## Source data
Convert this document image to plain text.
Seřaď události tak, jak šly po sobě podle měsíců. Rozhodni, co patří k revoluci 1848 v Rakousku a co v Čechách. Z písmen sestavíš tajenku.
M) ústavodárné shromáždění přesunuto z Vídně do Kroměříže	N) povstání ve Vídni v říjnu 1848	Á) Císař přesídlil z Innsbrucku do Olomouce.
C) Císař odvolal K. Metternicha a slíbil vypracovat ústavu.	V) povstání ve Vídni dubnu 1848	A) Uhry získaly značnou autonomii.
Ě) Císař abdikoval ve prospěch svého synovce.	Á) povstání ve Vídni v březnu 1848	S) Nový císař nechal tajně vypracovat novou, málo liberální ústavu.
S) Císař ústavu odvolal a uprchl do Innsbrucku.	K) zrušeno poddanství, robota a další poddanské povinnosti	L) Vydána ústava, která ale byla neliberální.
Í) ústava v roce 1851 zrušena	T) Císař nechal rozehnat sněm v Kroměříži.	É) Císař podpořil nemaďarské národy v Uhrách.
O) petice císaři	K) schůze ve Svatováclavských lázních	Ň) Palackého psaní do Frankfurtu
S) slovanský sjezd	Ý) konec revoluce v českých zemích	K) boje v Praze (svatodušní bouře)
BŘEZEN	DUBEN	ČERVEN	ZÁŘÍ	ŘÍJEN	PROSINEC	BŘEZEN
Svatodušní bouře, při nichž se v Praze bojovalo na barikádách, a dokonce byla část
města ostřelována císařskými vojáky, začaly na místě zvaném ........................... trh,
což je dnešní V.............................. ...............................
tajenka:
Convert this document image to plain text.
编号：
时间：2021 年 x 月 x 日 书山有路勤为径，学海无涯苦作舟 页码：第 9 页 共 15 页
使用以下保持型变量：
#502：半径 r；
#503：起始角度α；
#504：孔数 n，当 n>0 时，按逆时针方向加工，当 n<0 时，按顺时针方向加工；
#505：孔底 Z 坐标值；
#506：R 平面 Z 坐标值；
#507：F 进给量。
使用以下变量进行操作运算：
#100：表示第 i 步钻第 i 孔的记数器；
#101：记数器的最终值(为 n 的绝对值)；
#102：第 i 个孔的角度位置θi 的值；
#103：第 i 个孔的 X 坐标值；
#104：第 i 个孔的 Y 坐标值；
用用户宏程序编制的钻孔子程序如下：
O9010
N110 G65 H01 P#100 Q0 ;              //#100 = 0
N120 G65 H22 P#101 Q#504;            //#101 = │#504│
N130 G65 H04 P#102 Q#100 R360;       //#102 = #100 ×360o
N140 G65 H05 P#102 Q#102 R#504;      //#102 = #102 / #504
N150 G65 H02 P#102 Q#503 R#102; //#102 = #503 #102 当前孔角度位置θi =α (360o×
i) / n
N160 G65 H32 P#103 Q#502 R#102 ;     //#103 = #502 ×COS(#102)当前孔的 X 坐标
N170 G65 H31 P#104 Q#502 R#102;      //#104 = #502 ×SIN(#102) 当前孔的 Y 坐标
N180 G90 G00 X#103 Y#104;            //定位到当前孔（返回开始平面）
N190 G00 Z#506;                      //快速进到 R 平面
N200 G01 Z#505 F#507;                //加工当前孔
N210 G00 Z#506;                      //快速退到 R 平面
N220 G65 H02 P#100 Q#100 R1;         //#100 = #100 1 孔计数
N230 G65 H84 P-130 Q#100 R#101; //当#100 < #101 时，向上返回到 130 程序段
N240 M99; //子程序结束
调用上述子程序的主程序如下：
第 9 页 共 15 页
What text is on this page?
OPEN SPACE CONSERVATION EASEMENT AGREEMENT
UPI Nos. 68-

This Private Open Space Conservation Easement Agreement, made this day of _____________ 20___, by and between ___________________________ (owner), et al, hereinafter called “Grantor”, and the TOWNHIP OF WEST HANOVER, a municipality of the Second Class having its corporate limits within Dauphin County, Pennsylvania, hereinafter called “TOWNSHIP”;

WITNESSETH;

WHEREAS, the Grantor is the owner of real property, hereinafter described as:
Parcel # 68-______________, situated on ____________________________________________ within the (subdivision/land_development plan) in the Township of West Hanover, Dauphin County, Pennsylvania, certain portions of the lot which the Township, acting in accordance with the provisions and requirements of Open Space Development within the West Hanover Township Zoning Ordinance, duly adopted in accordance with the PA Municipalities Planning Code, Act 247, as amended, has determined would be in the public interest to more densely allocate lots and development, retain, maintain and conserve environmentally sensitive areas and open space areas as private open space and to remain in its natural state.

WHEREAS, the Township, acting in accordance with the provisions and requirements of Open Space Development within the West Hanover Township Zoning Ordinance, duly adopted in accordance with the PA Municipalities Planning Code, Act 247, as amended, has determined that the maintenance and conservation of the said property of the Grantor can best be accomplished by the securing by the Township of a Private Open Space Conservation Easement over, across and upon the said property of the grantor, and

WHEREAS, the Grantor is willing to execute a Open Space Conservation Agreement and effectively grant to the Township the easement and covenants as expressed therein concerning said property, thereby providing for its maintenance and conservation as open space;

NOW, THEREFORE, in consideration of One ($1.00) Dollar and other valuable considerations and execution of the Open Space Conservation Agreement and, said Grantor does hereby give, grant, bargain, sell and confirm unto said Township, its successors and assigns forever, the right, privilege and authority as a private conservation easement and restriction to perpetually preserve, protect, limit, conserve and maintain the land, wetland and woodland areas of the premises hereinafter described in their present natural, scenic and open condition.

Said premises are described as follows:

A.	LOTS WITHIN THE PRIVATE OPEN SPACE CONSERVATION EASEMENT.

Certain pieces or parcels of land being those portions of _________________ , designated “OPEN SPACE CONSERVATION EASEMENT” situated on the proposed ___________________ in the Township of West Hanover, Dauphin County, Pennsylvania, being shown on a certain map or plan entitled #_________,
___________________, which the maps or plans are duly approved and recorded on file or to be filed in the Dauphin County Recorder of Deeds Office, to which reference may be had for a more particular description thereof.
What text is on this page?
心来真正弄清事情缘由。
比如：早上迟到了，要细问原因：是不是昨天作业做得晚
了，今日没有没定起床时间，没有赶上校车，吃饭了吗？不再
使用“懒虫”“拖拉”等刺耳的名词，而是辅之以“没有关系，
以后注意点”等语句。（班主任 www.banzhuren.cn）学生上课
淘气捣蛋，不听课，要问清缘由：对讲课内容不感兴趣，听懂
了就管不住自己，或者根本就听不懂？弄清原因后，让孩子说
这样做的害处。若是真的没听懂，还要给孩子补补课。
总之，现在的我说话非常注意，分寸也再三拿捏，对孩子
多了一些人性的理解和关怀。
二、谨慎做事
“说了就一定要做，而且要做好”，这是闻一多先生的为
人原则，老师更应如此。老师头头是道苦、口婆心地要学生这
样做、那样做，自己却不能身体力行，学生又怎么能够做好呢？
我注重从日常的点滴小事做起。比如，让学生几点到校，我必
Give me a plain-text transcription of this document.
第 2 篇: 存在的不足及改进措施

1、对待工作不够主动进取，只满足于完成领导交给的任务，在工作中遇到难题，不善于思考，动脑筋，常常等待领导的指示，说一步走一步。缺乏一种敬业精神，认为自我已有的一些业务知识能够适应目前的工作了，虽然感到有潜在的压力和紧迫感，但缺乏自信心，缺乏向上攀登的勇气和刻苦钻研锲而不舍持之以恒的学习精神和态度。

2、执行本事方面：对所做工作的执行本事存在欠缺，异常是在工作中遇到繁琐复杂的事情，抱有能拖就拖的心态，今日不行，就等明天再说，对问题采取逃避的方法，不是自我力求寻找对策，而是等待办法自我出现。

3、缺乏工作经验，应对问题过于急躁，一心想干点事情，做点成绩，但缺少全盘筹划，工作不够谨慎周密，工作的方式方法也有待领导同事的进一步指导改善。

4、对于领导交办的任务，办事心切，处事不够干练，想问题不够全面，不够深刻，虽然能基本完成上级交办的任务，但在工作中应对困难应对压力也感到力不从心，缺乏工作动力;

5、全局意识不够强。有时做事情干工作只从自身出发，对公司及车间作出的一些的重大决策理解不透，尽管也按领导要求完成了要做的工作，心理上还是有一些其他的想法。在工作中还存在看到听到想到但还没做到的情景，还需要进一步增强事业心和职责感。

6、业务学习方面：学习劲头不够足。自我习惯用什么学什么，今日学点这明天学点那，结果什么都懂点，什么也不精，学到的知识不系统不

## Instructions to follow
Determine how many lines of the records above contain the word "portions", and report only that number.

## Result of the task
2